- EXERCISE OBJECTIVE -
Copy each line of the records below as it stands, without changing any character, and leave out the pictures.

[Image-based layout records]
>> begin

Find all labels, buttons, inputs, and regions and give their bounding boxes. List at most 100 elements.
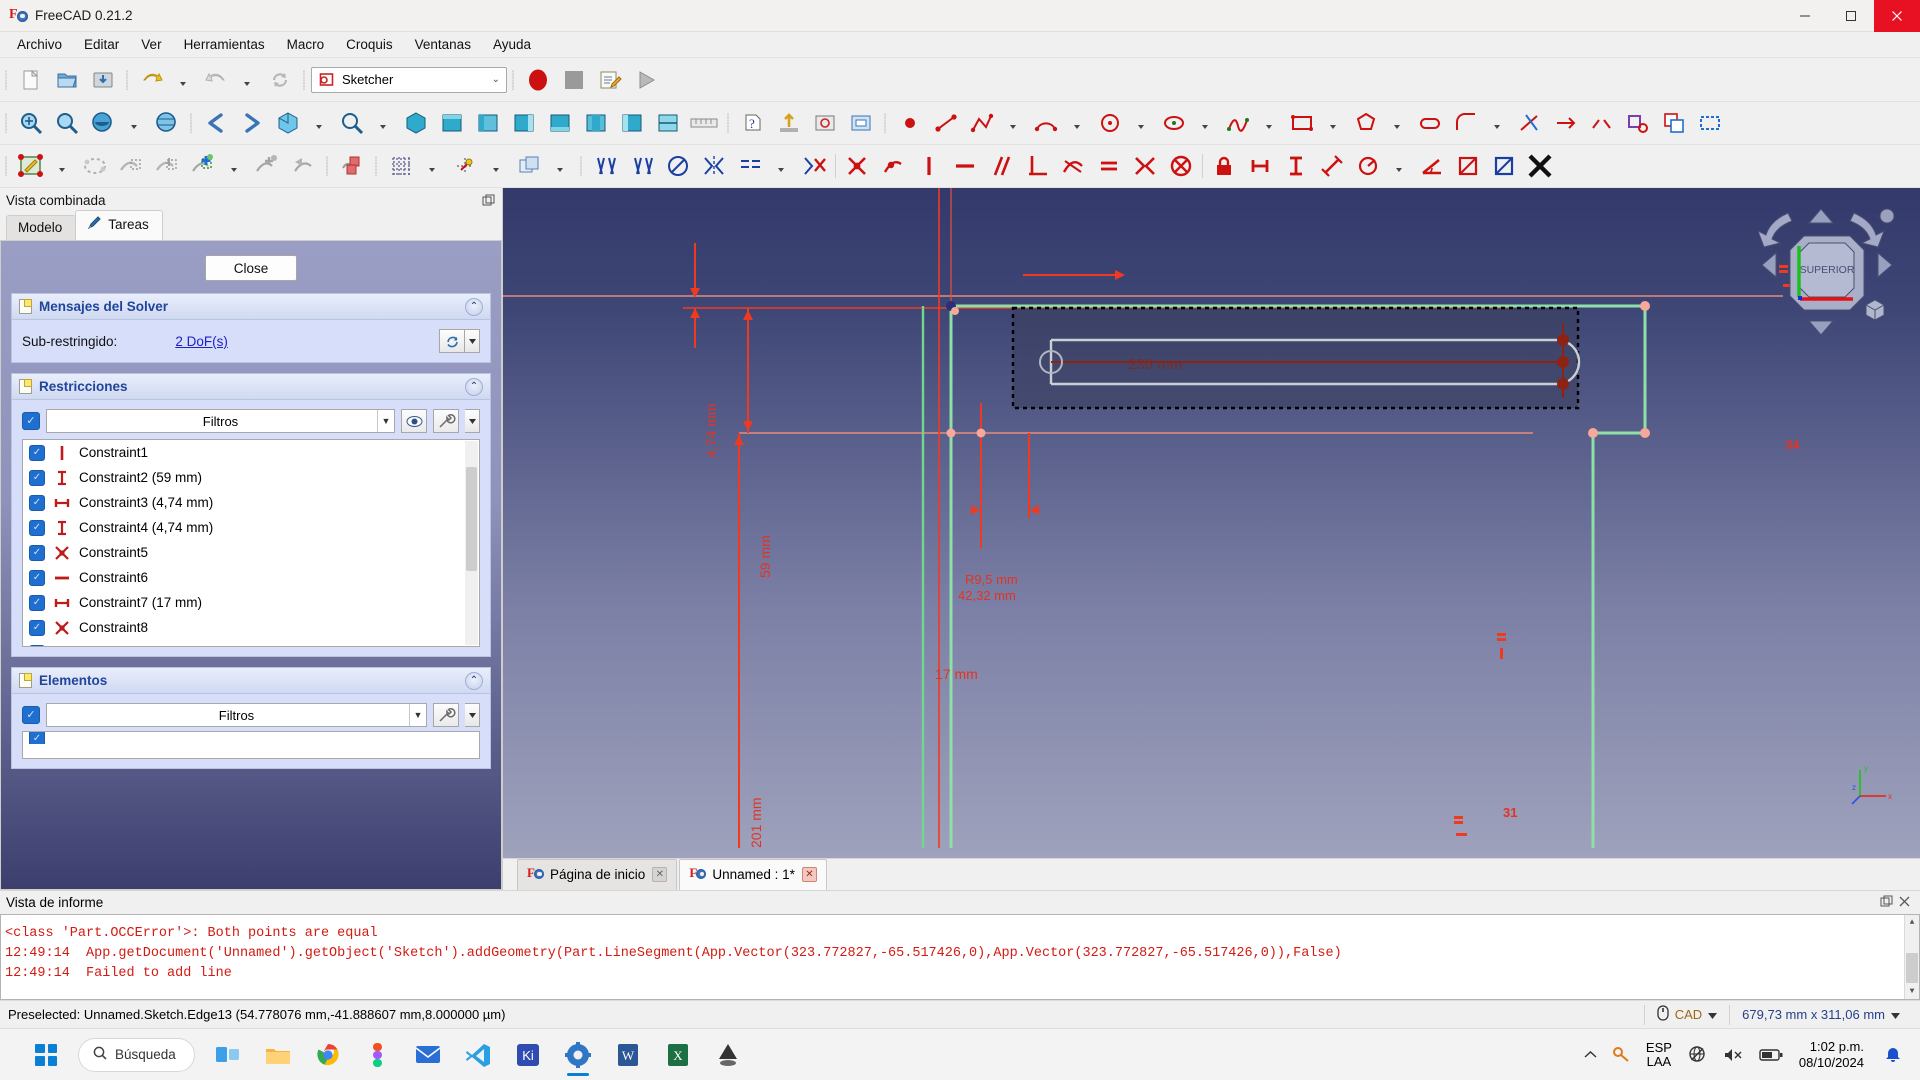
elements-list[interactable]: [22, 731, 480, 759]
constraints-list[interactable]: Constraint1 Constraint2 (59 mm) Constrai: [22, 439, 480, 647]
constrain-distance-x-icon[interactable]: [1242, 148, 1278, 184]
element-visibility-checkbox[interactable]: [29, 732, 45, 744]
map-sketch-icon[interactable]: [77, 148, 113, 184]
fit-all-icon[interactable]: [13, 105, 49, 141]
undock-icon[interactable]: [480, 192, 496, 208]
list-item[interactable]: Constraint1: [23, 440, 479, 465]
constraints-header[interactable]: Restricciones ⌃: [11, 373, 491, 399]
toolbar-grip[interactable]: [725, 110, 732, 136]
slot-icon[interactable]: [1412, 105, 1448, 141]
split-icon[interactable]: [1584, 105, 1620, 141]
create-link-icon[interactable]: [843, 105, 879, 141]
bottom-view-icon[interactable]: [578, 105, 614, 141]
toolbar-grip[interactable]: [578, 153, 585, 179]
toolbar-grip[interactable]: [301, 67, 308, 93]
conic-dropdown-icon[interactable]: [1192, 105, 1220, 141]
toolbar-grip[interactable]: [3, 67, 10, 93]
macro-stop-icon[interactable]: [556, 62, 592, 98]
mail-icon[interactable]: [405, 1032, 451, 1078]
toolbar-grip[interactable]: [510, 67, 517, 93]
scrollbar-thumb[interactable]: [1906, 953, 1918, 983]
snap-dropdown-icon[interactable]: [483, 148, 511, 184]
view-section-icon[interactable]: [334, 148, 370, 184]
scroll-down-icon[interactable]: ▼: [1905, 984, 1919, 999]
section-view-icon[interactable]: [650, 105, 686, 141]
constrain-equal-icon[interactable]: [1091, 148, 1127, 184]
menu-herramientas[interactable]: Herramientas: [173, 34, 276, 55]
zoom-icon[interactable]: [334, 105, 370, 141]
bell-icon[interactable]: [1876, 1033, 1910, 1077]
close-panel-icon[interactable]: [1899, 895, 1910, 910]
maximize-button[interactable]: [1828, 0, 1874, 32]
fillet-dropdown-icon[interactable]: [1484, 105, 1512, 141]
constraint-visibility-checkbox[interactable]: [29, 494, 45, 511]
key-icon[interactable]: [1605, 1033, 1638, 1077]
constrain-distance-y-icon[interactable]: [1278, 148, 1314, 184]
report-scrollbar[interactable]: ▲ ▼: [1904, 915, 1919, 999]
render-order-icon[interactable]: [511, 148, 547, 184]
mirror-sketch-icon[interactable]: [249, 148, 285, 184]
open-folder-icon[interactable]: [49, 62, 85, 98]
edit-sketch-icon[interactable]: [13, 148, 49, 184]
constraint-visibility-checkbox[interactable]: [29, 644, 45, 646]
constrain-point-on-object-icon[interactable]: [875, 148, 911, 184]
constraint-visibility-checkbox[interactable]: [29, 594, 45, 611]
refresh-solver-icon[interactable]: [439, 329, 465, 353]
delete-constraint-icon[interactable]: [1522, 148, 1558, 184]
chevron-up-icon[interactable]: ⌃: [465, 297, 483, 316]
kicad-icon[interactable]: Ki: [505, 1032, 551, 1078]
polyline-dropdown-icon[interactable]: [1000, 105, 1028, 141]
dimension-readout-cell[interactable]: 679,73 mm x 311,06 mm: [1729, 1004, 1912, 1025]
measure-icon[interactable]: [686, 105, 722, 141]
toolbar-grip[interactable]: [882, 110, 889, 136]
report-view-output[interactable]: <class 'Part.OCCError'>: Both points are…: [0, 914, 1920, 1000]
arc-icon[interactable]: [1028, 105, 1064, 141]
minimize-button[interactable]: [1782, 0, 1828, 32]
polyline-icon[interactable]: [964, 105, 1000, 141]
close-task-button[interactable]: Close: [205, 255, 297, 281]
elements-select-all-checkbox[interactable]: [22, 706, 40, 724]
toolbar-grip[interactable]: [188, 110, 195, 136]
constrain-distance-pair-icon[interactable]: [624, 148, 660, 184]
toolbar-grip[interactable]: [373, 153, 380, 179]
list-item[interactable]: Constraint4 (4,74 mm): [23, 515, 479, 540]
merge-sketch-icon[interactable]: [185, 148, 221, 184]
rectangle-dropdown-icon[interactable]: [1320, 105, 1348, 141]
menu-croquis[interactable]: Croquis: [335, 34, 404, 55]
point-icon[interactable]: [892, 105, 928, 141]
constraint-visibility-checkbox[interactable]: [29, 569, 45, 586]
constraints-settings-dropdown-icon[interactable]: [465, 409, 480, 433]
whats-this-icon[interactable]: ?: [735, 105, 771, 141]
constrain-block-icon[interactable]: [660, 148, 696, 184]
menu-ayuda[interactable]: Ayuda: [482, 34, 542, 55]
toolbar-grip[interactable]: [3, 153, 10, 179]
figma-icon[interactable]: [355, 1032, 401, 1078]
constrain-dimension-icon[interactable]: [588, 148, 624, 184]
arrow-left-icon[interactable]: [198, 105, 234, 141]
scroll-up-icon[interactable]: ▲: [1905, 915, 1919, 930]
elements-settings-dropdown-icon[interactable]: [465, 703, 480, 727]
constrain-vertical-icon[interactable]: [911, 148, 947, 184]
document-tab-start-page[interactable]: F Página de inicio ✕: [517, 859, 678, 890]
undo-icon[interactable]: [134, 62, 170, 98]
macro-execute-icon[interactable]: [628, 62, 664, 98]
merge-sketch-dropdown-icon[interactable]: [221, 148, 249, 184]
redo-icon[interactable]: [198, 62, 234, 98]
arrow-right-icon[interactable]: [234, 105, 270, 141]
list-item[interactable]: Constraint2 (59 mm): [23, 465, 479, 490]
language-indicator[interactable]: ESP LAA: [1638, 1033, 1680, 1077]
excel-icon[interactable]: X: [655, 1032, 701, 1078]
create-part-icon[interactable]: [771, 105, 807, 141]
left-view-icon[interactable]: [614, 105, 650, 141]
chrome-icon[interactable]: [305, 1032, 351, 1078]
right-view-icon[interactable]: [506, 105, 542, 141]
constraint-visibility-checkbox[interactable]: [29, 544, 45, 561]
fillet-icon[interactable]: [1448, 105, 1484, 141]
snap-icon[interactable]: [447, 148, 483, 184]
circle-dropdown-icon[interactable]: [1128, 105, 1156, 141]
carbon-copy-icon[interactable]: [1656, 105, 1692, 141]
line-icon[interactable]: [928, 105, 964, 141]
constrain-perpendicular-icon[interactable]: [1019, 148, 1055, 184]
tab-close-icon[interactable]: ✕: [801, 867, 817, 882]
constrain-snell-icon[interactable]: [1450, 148, 1486, 184]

>> end

- SOLUTION BELOW -
Find all labels, buttons, inputs, and regions and give their bounding boxes. List at most 100 elements.
elements-list[interactable]: [22, 731, 480, 759]
constraints-list[interactable]: Constraint1 Constraint2 (59 mm) Constrai: [22, 439, 480, 647]
constrain-distance-x-icon[interactable]: [1242, 148, 1278, 184]
element-visibility-checkbox[interactable]: [29, 732, 45, 744]
map-sketch-icon[interactable]: [77, 148, 113, 184]
fit-all-icon[interactable]: [13, 105, 49, 141]
undock-icon[interactable]: [480, 192, 496, 208]
list-item[interactable]: Constraint1: [23, 440, 479, 465]
constraints-header[interactable]: Restricciones ⌃: [11, 373, 491, 399]
toolbar-grip[interactable]: [725, 110, 732, 136]
slot-icon[interactable]: [1412, 105, 1448, 141]
split-icon[interactable]: [1584, 105, 1620, 141]
create-link-icon[interactable]: [843, 105, 879, 141]
bottom-view-icon[interactable]: [578, 105, 614, 141]
toolbar-grip[interactable]: [578, 153, 585, 179]
toolbar-grip[interactable]: [301, 67, 308, 93]
conic-dropdown-icon[interactable]: [1192, 105, 1220, 141]
toolbar-grip[interactable]: [3, 67, 10, 93]
macro-stop-icon[interactable]: [556, 62, 592, 98]
mail-icon[interactable]: [405, 1032, 451, 1078]
toolbar-grip[interactable]: [510, 67, 517, 93]
scrollbar-thumb[interactable]: [1906, 953, 1918, 983]
snap-dropdown-icon[interactable]: [483, 148, 511, 184]
view-section-icon[interactable]: [334, 148, 370, 184]
scroll-down-icon[interactable]: ▼: [1905, 984, 1919, 999]
section-view-icon[interactable]: [650, 105, 686, 141]
constrain-equal-icon[interactable]: [1091, 148, 1127, 184]
menu-herramientas[interactable]: Herramientas: [173, 34, 276, 55]
zoom-icon[interactable]: [334, 105, 370, 141]
bell-icon[interactable]: [1876, 1033, 1910, 1077]
close-panel-icon[interactable]: [1899, 895, 1910, 910]
maximize-button[interactable]: [1828, 0, 1874, 32]
fillet-dropdown-icon[interactable]: [1484, 105, 1512, 141]
constraint-visibility-checkbox[interactable]: [29, 494, 45, 511]
key-icon[interactable]: [1605, 1033, 1638, 1077]
constrain-distance-y-icon[interactable]: [1278, 148, 1314, 184]
report-scrollbar[interactable]: ▲ ▼: [1904, 915, 1919, 999]
render-order-icon[interactable]: [511, 148, 547, 184]
mirror-sketch-icon[interactable]: [249, 148, 285, 184]
open-folder-icon[interactable]: [49, 62, 85, 98]
edit-sketch-icon[interactable]: [13, 148, 49, 184]
constraint-visibility-checkbox[interactable]: [29, 644, 45, 646]
constrain-point-on-object-icon[interactable]: [875, 148, 911, 184]
constraint-visibility-checkbox[interactable]: [29, 594, 45, 611]
refresh-solver-icon[interactable]: [439, 329, 465, 353]
delete-constraint-icon[interactable]: [1522, 148, 1558, 184]
chevron-up-icon[interactable]: ⌃: [465, 297, 483, 316]
kicad-icon[interactable]: Ki: [505, 1032, 551, 1078]
polyline-dropdown-icon[interactable]: [1000, 105, 1028, 141]
dimension-readout-cell[interactable]: 679,73 mm x 311,06 mm: [1729, 1004, 1912, 1025]
measure-icon[interactable]: [686, 105, 722, 141]
toolbar-grip[interactable]: [882, 110, 889, 136]
report-view-output[interactable]: <class 'Part.OCCError'>: Both points are…: [0, 914, 1920, 1000]
arc-icon[interactable]: [1028, 105, 1064, 141]
minimize-button[interactable]: [1782, 0, 1828, 32]
polyline-icon[interactable]: [964, 105, 1000, 141]
close-task-button[interactable]: Close: [205, 255, 297, 281]
elements-select-all-checkbox[interactable]: [22, 706, 40, 724]
toolbar-grip[interactable]: [188, 110, 195, 136]
constrain-distance-pair-icon[interactable]: [624, 148, 660, 184]
toolbar-grip[interactable]: [373, 153, 380, 179]
list-item[interactable]: Constraint4 (4,74 mm): [23, 515, 479, 540]
merge-sketch-icon[interactable]: [185, 148, 221, 184]
rectangle-dropdown-icon[interactable]: [1320, 105, 1348, 141]
menu-croquis[interactable]: Croquis: [335, 34, 404, 55]
point-icon[interactable]: [892, 105, 928, 141]
constraint-visibility-checkbox[interactable]: [29, 569, 45, 586]
constraints-settings-dropdown-icon[interactable]: [465, 409, 480, 433]
whats-this-icon[interactable]: ?: [735, 105, 771, 141]
constrain-block-icon[interactable]: [660, 148, 696, 184]
menu-ayuda[interactable]: Ayuda: [482, 34, 542, 55]
toolbar-grip[interactable]: [3, 153, 10, 179]
figma-icon[interactable]: [355, 1032, 401, 1078]
constrain-dimension-icon[interactable]: [588, 148, 624, 184]
arrow-left-icon[interactable]: [198, 105, 234, 141]
scroll-up-icon[interactable]: ▲: [1905, 915, 1919, 930]
elements-settings-dropdown-icon[interactable]: [465, 703, 480, 727]
constrain-vertical-icon[interactable]: [911, 148, 947, 184]
document-tab-start-page[interactable]: F Página de inicio ✕: [517, 859, 678, 890]
undo-icon[interactable]: [134, 62, 170, 98]
macro-execute-icon[interactable]: [628, 62, 664, 98]
merge-sketch-dropdown-icon[interactable]: [221, 148, 249, 184]
redo-icon[interactable]: [198, 62, 234, 98]
arrow-right-icon[interactable]: [234, 105, 270, 141]
list-item[interactable]: Constraint2 (59 mm): [23, 465, 479, 490]
language-indicator[interactable]: ESP LAA: [1638, 1033, 1680, 1077]
excel-icon[interactable]: X: [655, 1032, 701, 1078]
create-part-icon[interactable]: [771, 105, 807, 141]
left-view-icon[interactable]: [614, 105, 650, 141]
chrome-icon[interactable]: [305, 1032, 351, 1078]
right-view-icon[interactable]: [506, 105, 542, 141]
constraint-visibility-checkbox[interactable]: [29, 544, 45, 561]
fillet-icon[interactable]: [1448, 105, 1484, 141]
snap-icon[interactable]: [447, 148, 483, 184]
circle-dropdown-icon[interactable]: [1128, 105, 1156, 141]
carbon-copy-icon[interactable]: [1656, 105, 1692, 141]
line-icon[interactable]: [928, 105, 964, 141]
constrain-perpendicular-icon[interactable]: [1019, 148, 1055, 184]
tab-close-icon[interactable]: ✕: [801, 867, 817, 882]
constrain-snell-icon[interactable]: [1450, 148, 1486, 184]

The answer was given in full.